Problem details:
Reproduce the listing below line for line, with every character unchanged.

-- Start Records supplied --

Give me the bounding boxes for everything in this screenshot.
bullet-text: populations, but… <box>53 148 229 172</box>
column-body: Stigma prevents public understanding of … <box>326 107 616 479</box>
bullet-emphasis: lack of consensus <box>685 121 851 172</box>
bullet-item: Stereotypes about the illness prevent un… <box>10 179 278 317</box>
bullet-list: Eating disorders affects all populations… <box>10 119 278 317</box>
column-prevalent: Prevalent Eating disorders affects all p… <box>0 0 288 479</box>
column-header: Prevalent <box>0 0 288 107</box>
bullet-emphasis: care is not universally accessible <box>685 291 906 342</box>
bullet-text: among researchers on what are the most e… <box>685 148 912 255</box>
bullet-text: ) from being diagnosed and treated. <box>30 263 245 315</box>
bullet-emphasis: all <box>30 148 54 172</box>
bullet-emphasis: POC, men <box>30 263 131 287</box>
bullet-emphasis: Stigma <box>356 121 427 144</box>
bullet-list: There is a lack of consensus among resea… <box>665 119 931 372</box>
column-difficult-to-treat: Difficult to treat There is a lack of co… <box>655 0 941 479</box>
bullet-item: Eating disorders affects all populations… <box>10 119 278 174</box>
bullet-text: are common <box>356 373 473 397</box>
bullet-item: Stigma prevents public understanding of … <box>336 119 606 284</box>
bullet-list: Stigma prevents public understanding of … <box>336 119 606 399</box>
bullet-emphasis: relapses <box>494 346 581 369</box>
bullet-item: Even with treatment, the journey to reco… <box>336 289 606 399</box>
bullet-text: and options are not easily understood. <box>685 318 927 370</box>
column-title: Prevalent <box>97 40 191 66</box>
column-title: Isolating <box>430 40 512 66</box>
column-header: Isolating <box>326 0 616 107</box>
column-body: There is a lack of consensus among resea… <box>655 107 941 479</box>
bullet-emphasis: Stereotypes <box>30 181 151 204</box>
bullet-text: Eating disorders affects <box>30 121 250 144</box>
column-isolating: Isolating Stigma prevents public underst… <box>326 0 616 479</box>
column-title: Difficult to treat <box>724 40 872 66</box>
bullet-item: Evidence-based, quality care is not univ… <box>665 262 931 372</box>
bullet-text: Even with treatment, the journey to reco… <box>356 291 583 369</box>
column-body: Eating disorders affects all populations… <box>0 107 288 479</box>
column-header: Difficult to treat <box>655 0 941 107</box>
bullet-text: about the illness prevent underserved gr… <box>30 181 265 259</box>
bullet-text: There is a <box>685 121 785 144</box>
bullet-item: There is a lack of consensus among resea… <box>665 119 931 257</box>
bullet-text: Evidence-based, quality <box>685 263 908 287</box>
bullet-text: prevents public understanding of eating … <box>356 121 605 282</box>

-- End Records supplied --

Output of the exercise:
Give me the bounding boxes for everything in this screenshot.
bullet-text: populations, but… <box>53 148 229 172</box>
column-body: Stigma prevents public understanding of … <box>326 107 616 479</box>
bullet-emphasis: lack of consensus <box>685 121 851 172</box>
bullet-item: Stereotypes about the illness prevent un… <box>10 179 278 317</box>
bullet-list: Eating disorders affects all populations… <box>10 119 278 317</box>
column-prevalent: Prevalent Eating disorders affects all p… <box>0 0 288 479</box>
column-header: Prevalent <box>0 0 288 107</box>
bullet-emphasis: care is not universally accessible <box>685 291 906 342</box>
bullet-text: among researchers on what are the most e… <box>685 148 912 255</box>
bullet-text: ) from being diagnosed and treated. <box>30 263 245 315</box>
bullet-emphasis: all <box>30 148 54 172</box>
bullet-emphasis: POC, men <box>30 263 131 287</box>
bullet-emphasis: Stigma <box>356 121 427 144</box>
bullet-list: There is a lack of consensus among resea… <box>665 119 931 372</box>
column-difficult-to-treat: Difficult to treat There is a lack of co… <box>655 0 941 479</box>
bullet-item: Eating disorders affects all populations… <box>10 119 278 174</box>
bullet-text: are common <box>356 373 473 397</box>
bullet-item: Stigma prevents public understanding of … <box>336 119 606 284</box>
bullet-list: Stigma prevents public understanding of … <box>336 119 606 399</box>
bullet-emphasis: relapses <box>494 346 581 369</box>
bullet-item: Even with treatment, the journey to reco… <box>336 289 606 399</box>
bullet-text: and options are not easily understood. <box>685 318 927 370</box>
column-title: Prevalent <box>97 40 191 66</box>
column-title: Isolating <box>430 40 512 66</box>
column-header: Isolating <box>326 0 616 107</box>
column-body: There is a lack of consensus among resea… <box>655 107 941 479</box>
bullet-emphasis: Stereotypes <box>30 181 151 204</box>
bullet-text: Eating disorders affects <box>30 121 250 144</box>
column-isolating: Isolating Stigma prevents public underst… <box>326 0 616 479</box>
column-title: Difficult to treat <box>724 40 872 66</box>
bullet-item: Evidence-based, quality care is not univ… <box>665 262 931 372</box>
bullet-text: Even with treatment, the journey to reco… <box>356 291 583 369</box>
column-body: Eating disorders affects all populations… <box>0 107 288 479</box>
column-header: Difficult to treat <box>655 0 941 107</box>
bullet-text: about the illness prevent underserved gr… <box>30 181 265 259</box>
bullet-text: There is a <box>685 121 785 144</box>
bullet-item: There is a lack of consensus among resea… <box>665 119 931 257</box>
bullet-text: Evidence-based, quality <box>685 263 908 287</box>
bullet-text: prevents public understanding of eating … <box>356 121 605 282</box>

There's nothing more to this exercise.